» TASK INPUTS:
## BEGIN
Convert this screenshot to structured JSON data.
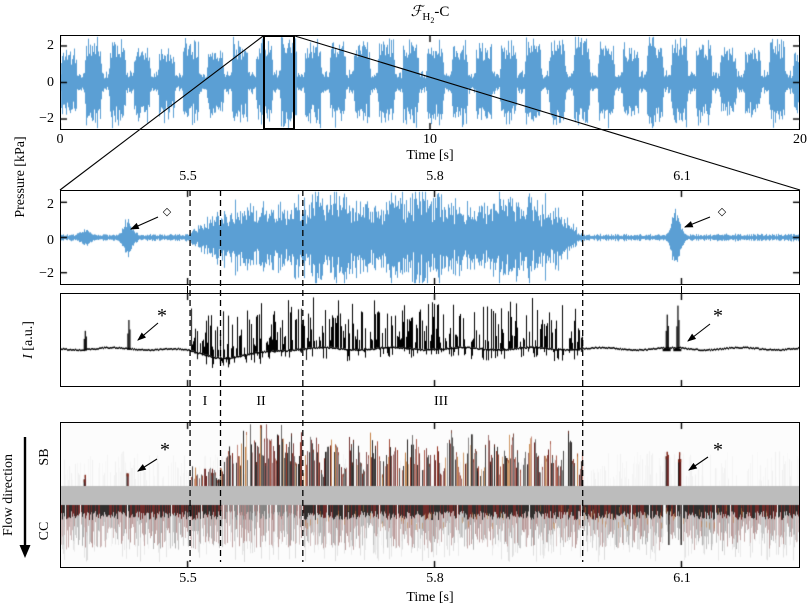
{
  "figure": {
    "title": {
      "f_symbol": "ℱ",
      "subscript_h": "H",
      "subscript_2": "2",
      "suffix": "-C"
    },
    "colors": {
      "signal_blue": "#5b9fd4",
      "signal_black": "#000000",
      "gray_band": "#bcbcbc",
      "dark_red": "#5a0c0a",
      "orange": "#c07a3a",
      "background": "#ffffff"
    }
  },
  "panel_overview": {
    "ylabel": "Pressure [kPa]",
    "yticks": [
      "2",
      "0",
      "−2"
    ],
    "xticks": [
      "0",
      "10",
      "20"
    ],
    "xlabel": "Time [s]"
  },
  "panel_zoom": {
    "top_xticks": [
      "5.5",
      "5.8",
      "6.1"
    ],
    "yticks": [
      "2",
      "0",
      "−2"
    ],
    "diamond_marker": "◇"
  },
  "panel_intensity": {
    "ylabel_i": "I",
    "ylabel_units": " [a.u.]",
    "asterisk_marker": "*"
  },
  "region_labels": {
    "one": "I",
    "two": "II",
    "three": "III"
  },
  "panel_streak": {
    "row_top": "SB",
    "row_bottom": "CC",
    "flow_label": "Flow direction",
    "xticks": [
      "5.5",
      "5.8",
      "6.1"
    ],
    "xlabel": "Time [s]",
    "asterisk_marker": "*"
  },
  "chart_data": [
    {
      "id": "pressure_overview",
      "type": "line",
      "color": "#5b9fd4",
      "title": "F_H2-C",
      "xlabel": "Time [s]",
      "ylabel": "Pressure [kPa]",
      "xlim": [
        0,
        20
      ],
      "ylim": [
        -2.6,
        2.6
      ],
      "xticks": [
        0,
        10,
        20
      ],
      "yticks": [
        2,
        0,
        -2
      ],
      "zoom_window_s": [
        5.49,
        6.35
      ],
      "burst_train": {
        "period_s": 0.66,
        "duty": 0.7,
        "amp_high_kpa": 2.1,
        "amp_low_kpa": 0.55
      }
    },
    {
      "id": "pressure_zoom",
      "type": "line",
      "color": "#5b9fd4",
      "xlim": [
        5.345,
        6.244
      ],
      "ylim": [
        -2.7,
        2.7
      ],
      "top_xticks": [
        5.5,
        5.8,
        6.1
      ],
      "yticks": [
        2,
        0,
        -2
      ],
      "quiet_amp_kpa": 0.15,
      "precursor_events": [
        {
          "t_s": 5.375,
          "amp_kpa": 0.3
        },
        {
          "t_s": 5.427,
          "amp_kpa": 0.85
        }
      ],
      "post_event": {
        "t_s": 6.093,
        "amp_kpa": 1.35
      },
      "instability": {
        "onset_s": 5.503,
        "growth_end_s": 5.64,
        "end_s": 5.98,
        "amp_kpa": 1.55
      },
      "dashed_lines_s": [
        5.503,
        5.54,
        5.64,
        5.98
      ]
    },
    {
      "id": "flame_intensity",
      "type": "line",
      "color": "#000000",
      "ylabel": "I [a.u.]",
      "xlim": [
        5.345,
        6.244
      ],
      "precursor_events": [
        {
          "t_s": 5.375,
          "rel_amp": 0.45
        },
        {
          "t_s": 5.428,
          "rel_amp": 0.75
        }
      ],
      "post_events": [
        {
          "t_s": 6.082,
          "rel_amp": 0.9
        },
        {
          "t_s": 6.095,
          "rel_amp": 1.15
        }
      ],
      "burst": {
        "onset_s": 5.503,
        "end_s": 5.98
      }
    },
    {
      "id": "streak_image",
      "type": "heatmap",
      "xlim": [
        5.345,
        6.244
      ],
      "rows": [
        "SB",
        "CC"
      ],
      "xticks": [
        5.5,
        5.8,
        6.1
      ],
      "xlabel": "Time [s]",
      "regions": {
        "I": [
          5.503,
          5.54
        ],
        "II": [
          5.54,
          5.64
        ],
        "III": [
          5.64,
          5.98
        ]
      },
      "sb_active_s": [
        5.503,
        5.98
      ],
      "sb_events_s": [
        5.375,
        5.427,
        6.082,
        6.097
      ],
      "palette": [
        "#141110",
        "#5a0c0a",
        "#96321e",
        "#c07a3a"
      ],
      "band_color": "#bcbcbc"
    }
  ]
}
## END
» EXERCISE BRIEF: Copy every entry exactly as written. Pictures are excluded.

» FULL SOLUTION:
Convert this screenshot to structured JSON data.
{
  "figure": {
    "title": {
      "f_symbol": "ℱ",
      "subscript_h": "H",
      "subscript_2": "2",
      "suffix": "-C"
    },
    "colors": {
      "signal_blue": "#5b9fd4",
      "signal_black": "#000000",
      "gray_band": "#bcbcbc",
      "dark_red": "#5a0c0a",
      "orange": "#c07a3a",
      "background": "#ffffff"
    }
  },
  "panel_overview": {
    "ylabel": "Pressure [kPa]",
    "yticks": [
      "2",
      "0",
      "−2"
    ],
    "xticks": [
      "0",
      "10",
      "20"
    ],
    "xlabel": "Time [s]"
  },
  "panel_zoom": {
    "top_xticks": [
      "5.5",
      "5.8",
      "6.1"
    ],
    "yticks": [
      "2",
      "0",
      "−2"
    ],
    "diamond_marker": "◇"
  },
  "panel_intensity": {
    "ylabel_i": "I",
    "ylabel_units": " [a.u.]",
    "asterisk_marker": "*"
  },
  "region_labels": {
    "one": "I",
    "two": "II",
    "three": "III"
  },
  "panel_streak": {
    "row_top": "SB",
    "row_bottom": "CC",
    "flow_label": "Flow direction",
    "xticks": [
      "5.5",
      "5.8",
      "6.1"
    ],
    "xlabel": "Time [s]",
    "asterisk_marker": "*"
  },
  "chart_data": [
    {
      "id": "pressure_overview",
      "type": "line",
      "color": "#5b9fd4",
      "title": "F_H2-C",
      "xlabel": "Time [s]",
      "ylabel": "Pressure [kPa]",
      "xlim": [
        0,
        20
      ],
      "ylim": [
        -2.6,
        2.6
      ],
      "xticks": [
        0,
        10,
        20
      ],
      "yticks": [
        2,
        0,
        -2
      ],
      "zoom_window_s": [
        5.49,
        6.35
      ],
      "burst_train": {
        "period_s": 0.66,
        "duty": 0.7,
        "amp_high_kpa": 2.1,
        "amp_low_kpa": 0.55
      }
    },
    {
      "id": "pressure_zoom",
      "type": "line",
      "color": "#5b9fd4",
      "xlim": [
        5.345,
        6.244
      ],
      "ylim": [
        -2.7,
        2.7
      ],
      "top_xticks": [
        5.5,
        5.8,
        6.1
      ],
      "yticks": [
        2,
        0,
        -2
      ],
      "quiet_amp_kpa": 0.15,
      "precursor_events": [
        {
          "t_s": 5.375,
          "amp_kpa": 0.3
        },
        {
          "t_s": 5.427,
          "amp_kpa": 0.85
        }
      ],
      "post_event": {
        "t_s": 6.093,
        "amp_kpa": 1.35
      },
      "instability": {
        "onset_s": 5.503,
        "growth_end_s": 5.64,
        "end_s": 5.98,
        "amp_kpa": 1.55
      },
      "dashed_lines_s": [
        5.503,
        5.54,
        5.64,
        5.98
      ]
    },
    {
      "id": "flame_intensity",
      "type": "line",
      "color": "#000000",
      "ylabel": "I [a.u.]",
      "xlim": [
        5.345,
        6.244
      ],
      "precursor_events": [
        {
          "t_s": 5.375,
          "rel_amp": 0.45
        },
        {
          "t_s": 5.428,
          "rel_amp": 0.75
        }
      ],
      "post_events": [
        {
          "t_s": 6.082,
          "rel_amp": 0.9
        },
        {
          "t_s": 6.095,
          "rel_amp": 1.15
        }
      ],
      "burst": {
        "onset_s": 5.503,
        "end_s": 5.98
      }
    },
    {
      "id": "streak_image",
      "type": "heatmap",
      "xlim": [
        5.345,
        6.244
      ],
      "rows": [
        "SB",
        "CC"
      ],
      "xticks": [
        5.5,
        5.8,
        6.1
      ],
      "xlabel": "Time [s]",
      "regions": {
        "I": [
          5.503,
          5.54
        ],
        "II": [
          5.54,
          5.64
        ],
        "III": [
          5.64,
          5.98
        ]
      },
      "sb_active_s": [
        5.503,
        5.98
      ],
      "sb_events_s": [
        5.375,
        5.427,
        6.082,
        6.097
      ],
      "palette": [
        "#141110",
        "#5a0c0a",
        "#96321e",
        "#c07a3a"
      ],
      "band_color": "#bcbcbc"
    }
  ]
}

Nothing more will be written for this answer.